**WORK INSTRUCTIONS**: Restate each line of the listing exactly, without carrying over any pictures.

Items from a figure collection:
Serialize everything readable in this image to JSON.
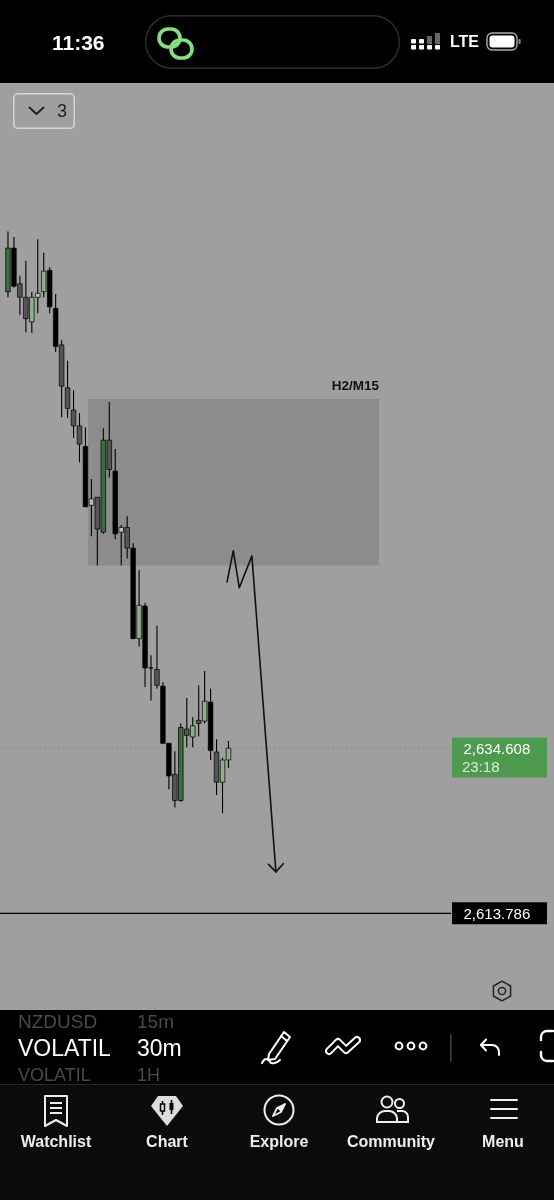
{
  "chart_data": {
    "type": "candlestick",
    "categories": [
      null,
      null,
      null,
      null,
      null,
      null,
      null,
      null,
      null,
      null,
      null,
      null,
      null,
      null,
      null,
      null,
      null,
      null,
      null,
      null,
      null,
      null,
      null,
      null,
      null,
      null,
      null,
      null,
      null,
      null,
      null,
      null,
      null,
      null,
      null,
      null,
      null,
      null,
      null,
      null,
      null,
      null,
      null,
      null,
      null,
      null,
      null,
      null,
      null,
      null,
      null,
      null,
      null,
      null,
      null,
      null,
      null,
      null,
      null,
      null,
      null,
      null,
      null,
      null,
      null,
      null,
      null,
      null,
      null,
      null,
      null,
      null,
      null,
      null
    ],
    "ohlc": [
      [
        2692.1,
        2699.7,
        2691.4,
        2697.6
      ],
      [
        2697.6,
        2699.0,
        2692.6,
        2692.8
      ],
      [
        2693.1,
        2694.1,
        2689.2,
        2691.4
      ],
      [
        2691.4,
        2696.0,
        2687.0,
        2688.7
      ],
      [
        2688.3,
        2692.1,
        2686.9,
        2691.4
      ],
      [
        2691.4,
        2698.7,
        2689.4,
        2691.9
      ],
      [
        2692.1,
        2697.0,
        2691.4,
        2694.7
      ],
      [
        2694.8,
        2695.2,
        2689.4,
        2690.2
      ],
      [
        2690.0,
        2691.8,
        2684.5,
        2685.2
      ],
      [
        2685.4,
        2686.0,
        2676.3,
        2680.2
      ],
      [
        2680.0,
        2683.4,
        2676.2,
        2677.4
      ],
      [
        2677.2,
        2679.7,
        2673.7,
        2675.2
      ],
      [
        2675.2,
        2676.8,
        2670.6,
        2672.9
      ],
      [
        2672.6,
        2675.0,
        2665.0,
        2665.0
      ],
      [
        2665.2,
        2668.5,
        2661.3,
        2666.0
      ],
      [
        2666.2,
        2666.2,
        2657.6,
        2662.2
      ],
      [
        2661.8,
        2674.9,
        2661.6,
        2673.4
      ],
      [
        2673.4,
        2678.2,
        2668.7,
        2669.7
      ],
      [
        2669.5,
        2672.3,
        2660.9,
        2661.6
      ],
      [
        2661.8,
        2662.7,
        2657.6,
        2662.4
      ],
      [
        2662.4,
        2663.8,
        2658.5,
        2659.8
      ],
      [
        2659.8,
        2660.4,
        2648.3,
        2648.4
      ],
      [
        2648.4,
        2657.0,
        2647.4,
        2652.6
      ],
      [
        2652.5,
        2652.9,
        2642.3,
        2644.7
      ],
      [
        2644.7,
        2646.3,
        2640.6,
        2644.7
      ],
      [
        2644.5,
        2650.0,
        2642.1,
        2642.5
      ],
      [
        2642.4,
        2642.9,
        2635.2,
        2635.2
      ],
      [
        2635.2,
        2635.2,
        2629.4,
        2631.1
      ],
      [
        2631.3,
        2634.2,
        2627.1,
        2628.0
      ],
      [
        2628.0,
        2637.7,
        2627.8,
        2637.2
      ],
      [
        2637.0,
        2640.9,
        2634.7,
        2636.2
      ],
      [
        2636.0,
        2638.5,
        2634.7,
        2637.4
      ],
      [
        2638.1,
        2642.5,
        2636.1,
        2637.7
      ],
      [
        2638.0,
        2644.3,
        2637.7,
        2640.5
      ],
      [
        2640.4,
        2642.1,
        2633.1,
        2634.3
      ],
      [
        2634.1,
        2635.7,
        2628.7,
        2630.3
      ],
      [
        2630.3,
        2633.4,
        2626.4,
        2633.1
      ],
      [
        2633.1,
        2635.5,
        2632.1,
        2634.6
      ],
      null,
      null,
      null,
      null,
      null,
      null,
      null,
      null,
      null,
      null,
      null,
      null,
      null,
      null,
      null,
      null,
      null,
      null,
      null,
      null,
      null,
      null,
      null,
      null,
      null,
      null,
      null,
      null,
      null,
      null,
      null,
      null,
      null,
      null,
      null,
      null
    ],
    "colors": [
      "#3d6d3d",
      "#000000",
      "#555555",
      "#555555",
      "#8db08a",
      "#b7bfb7",
      "#8db08a",
      "#000000",
      "#000000",
      "#555555",
      "#555555",
      "#555555",
      "#555555",
      "#000000",
      "#b7bfb7",
      "#555555",
      "#3d6d3d",
      "#555555",
      "#000000",
      "#b7bfb7",
      "#555555",
      "#000000",
      "#8db08a",
      "#000000",
      "#000000",
      "#555555",
      "#000000",
      "#000000",
      "#555555",
      "#3d6d3d",
      "#555555",
      "#8db08a",
      "#555555",
      "#8db08a",
      "#000000",
      "#555555",
      "#8db08a",
      "#8db08a",
      null,
      null,
      null,
      null,
      null,
      null,
      null,
      null,
      null,
      null,
      null,
      null,
      null,
      null,
      null,
      null,
      null,
      null,
      null,
      null,
      null,
      null,
      null,
      null,
      null,
      null,
      null,
      null,
      null,
      null,
      null,
      null,
      null,
      null,
      null,
      null
    ],
    "ylim": [
      2601.6,
      2718.4
    ],
    "yticks": [
      {
        "value": 2634.608,
        "label": "2,634.608"
      },
      {
        "value": 2613.786,
        "label": "2,613.786"
      }
    ],
    "tick_labels": "y",
    "ref_lines": [
      {
        "axis": "y",
        "value": 2634.608,
        "color": "#4e9a4e",
        "line_style": "dotted"
      },
      {
        "axis": "y",
        "value": 2613.786,
        "color": "#000000",
        "line_style": "solid"
      }
    ],
    "bands": [
      {
        "axis": "y",
        "from": 2657.6,
        "to": 2678.6,
        "label": "H2/M15",
        "color": "#8c8c8c"
      }
    ],
    "annotations": [
      "23:18",
      "11:36",
      "LTE",
      "3",
      "NZDUSD",
      "15m",
      "VOLATIL",
      "30m",
      "VOLATIL",
      "1H",
      "Watchlist",
      "Chart",
      "Explore",
      "Community",
      "Menu"
    ]
  }
}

**SOLUTION TO THIS PROBLEM**:
Serialize everything readable in this image to JSON.
{
  "chart_data": {
    "type": "candlestick",
    "categories": [
      null,
      null,
      null,
      null,
      null,
      null,
      null,
      null,
      null,
      null,
      null,
      null,
      null,
      null,
      null,
      null,
      null,
      null,
      null,
      null,
      null,
      null,
      null,
      null,
      null,
      null,
      null,
      null,
      null,
      null,
      null,
      null,
      null,
      null,
      null,
      null,
      null,
      null,
      null,
      null,
      null,
      null,
      null,
      null,
      null,
      null,
      null,
      null,
      null,
      null,
      null,
      null,
      null,
      null,
      null,
      null,
      null,
      null,
      null,
      null,
      null,
      null,
      null,
      null,
      null,
      null,
      null,
      null,
      null,
      null,
      null,
      null,
      null,
      null
    ],
    "ohlc": [
      [
        2692.1,
        2699.7,
        2691.4,
        2697.6
      ],
      [
        2697.6,
        2699.0,
        2692.6,
        2692.8
      ],
      [
        2693.1,
        2694.1,
        2689.2,
        2691.4
      ],
      [
        2691.4,
        2696.0,
        2687.0,
        2688.7
      ],
      [
        2688.3,
        2692.1,
        2686.9,
        2691.4
      ],
      [
        2691.4,
        2698.7,
        2689.4,
        2691.9
      ],
      [
        2692.1,
        2697.0,
        2691.4,
        2694.7
      ],
      [
        2694.8,
        2695.2,
        2689.4,
        2690.2
      ],
      [
        2690.0,
        2691.8,
        2684.5,
        2685.2
      ],
      [
        2685.4,
        2686.0,
        2676.3,
        2680.2
      ],
      [
        2680.0,
        2683.4,
        2676.2,
        2677.4
      ],
      [
        2677.2,
        2679.7,
        2673.7,
        2675.2
      ],
      [
        2675.2,
        2676.8,
        2670.6,
        2672.9
      ],
      [
        2672.6,
        2675.0,
        2665.0,
        2665.0
      ],
      [
        2665.2,
        2668.5,
        2661.3,
        2666.0
      ],
      [
        2666.2,
        2666.2,
        2657.6,
        2662.2
      ],
      [
        2661.8,
        2674.9,
        2661.6,
        2673.4
      ],
      [
        2673.4,
        2678.2,
        2668.7,
        2669.7
      ],
      [
        2669.5,
        2672.3,
        2660.9,
        2661.6
      ],
      [
        2661.8,
        2662.7,
        2657.6,
        2662.4
      ],
      [
        2662.4,
        2663.8,
        2658.5,
        2659.8
      ],
      [
        2659.8,
        2660.4,
        2648.3,
        2648.4
      ],
      [
        2648.4,
        2657.0,
        2647.4,
        2652.6
      ],
      [
        2652.5,
        2652.9,
        2642.3,
        2644.7
      ],
      [
        2644.7,
        2646.3,
        2640.6,
        2644.7
      ],
      [
        2644.5,
        2650.0,
        2642.1,
        2642.5
      ],
      [
        2642.4,
        2642.9,
        2635.2,
        2635.2
      ],
      [
        2635.2,
        2635.2,
        2629.4,
        2631.1
      ],
      [
        2631.3,
        2634.2,
        2627.1,
        2628.0
      ],
      [
        2628.0,
        2637.7,
        2627.8,
        2637.2
      ],
      [
        2637.0,
        2640.9,
        2634.7,
        2636.2
      ],
      [
        2636.0,
        2638.5,
        2634.7,
        2637.4
      ],
      [
        2638.1,
        2642.5,
        2636.1,
        2637.7
      ],
      [
        2638.0,
        2644.3,
        2637.7,
        2640.5
      ],
      [
        2640.4,
        2642.1,
        2633.1,
        2634.3
      ],
      [
        2634.1,
        2635.7,
        2628.7,
        2630.3
      ],
      [
        2630.3,
        2633.4,
        2626.4,
        2633.1
      ],
      [
        2633.1,
        2635.5,
        2632.1,
        2634.6
      ],
      null,
      null,
      null,
      null,
      null,
      null,
      null,
      null,
      null,
      null,
      null,
      null,
      null,
      null,
      null,
      null,
      null,
      null,
      null,
      null,
      null,
      null,
      null,
      null,
      null,
      null,
      null,
      null,
      null,
      null,
      null,
      null,
      null,
      null,
      null,
      null
    ],
    "colors": [
      "#3d6d3d",
      "#000000",
      "#555555",
      "#555555",
      "#8db08a",
      "#b7bfb7",
      "#8db08a",
      "#000000",
      "#000000",
      "#555555",
      "#555555",
      "#555555",
      "#555555",
      "#000000",
      "#b7bfb7",
      "#555555",
      "#3d6d3d",
      "#555555",
      "#000000",
      "#b7bfb7",
      "#555555",
      "#000000",
      "#8db08a",
      "#000000",
      "#000000",
      "#555555",
      "#000000",
      "#000000",
      "#555555",
      "#3d6d3d",
      "#555555",
      "#8db08a",
      "#555555",
      "#8db08a",
      "#000000",
      "#555555",
      "#8db08a",
      "#8db08a",
      null,
      null,
      null,
      null,
      null,
      null,
      null,
      null,
      null,
      null,
      null,
      null,
      null,
      null,
      null,
      null,
      null,
      null,
      null,
      null,
      null,
      null,
      null,
      null,
      null,
      null,
      null,
      null,
      null,
      null,
      null,
      null,
      null,
      null,
      null,
      null
    ],
    "ylim": [
      2601.6,
      2718.4
    ],
    "yticks": [
      {
        "value": 2634.608,
        "label": "2,634.608"
      },
      {
        "value": 2613.786,
        "label": "2,613.786"
      }
    ],
    "tick_labels": "y",
    "ref_lines": [
      {
        "axis": "y",
        "value": 2634.608,
        "color": "#4e9a4e",
        "line_style": "dotted"
      },
      {
        "axis": "y",
        "value": 2613.786,
        "color": "#000000",
        "line_style": "solid"
      }
    ],
    "bands": [
      {
        "axis": "y",
        "from": 2657.6,
        "to": 2678.6,
        "label": "H2/M15",
        "color": "#8c8c8c"
      }
    ],
    "annotations": [
      "23:18",
      "11:36",
      "LTE",
      "3",
      "NZDUSD",
      "15m",
      "VOLATIL",
      "30m",
      "VOLATIL",
      "1H",
      "Watchlist",
      "Chart",
      "Explore",
      "Community",
      "Menu"
    ]
  }
}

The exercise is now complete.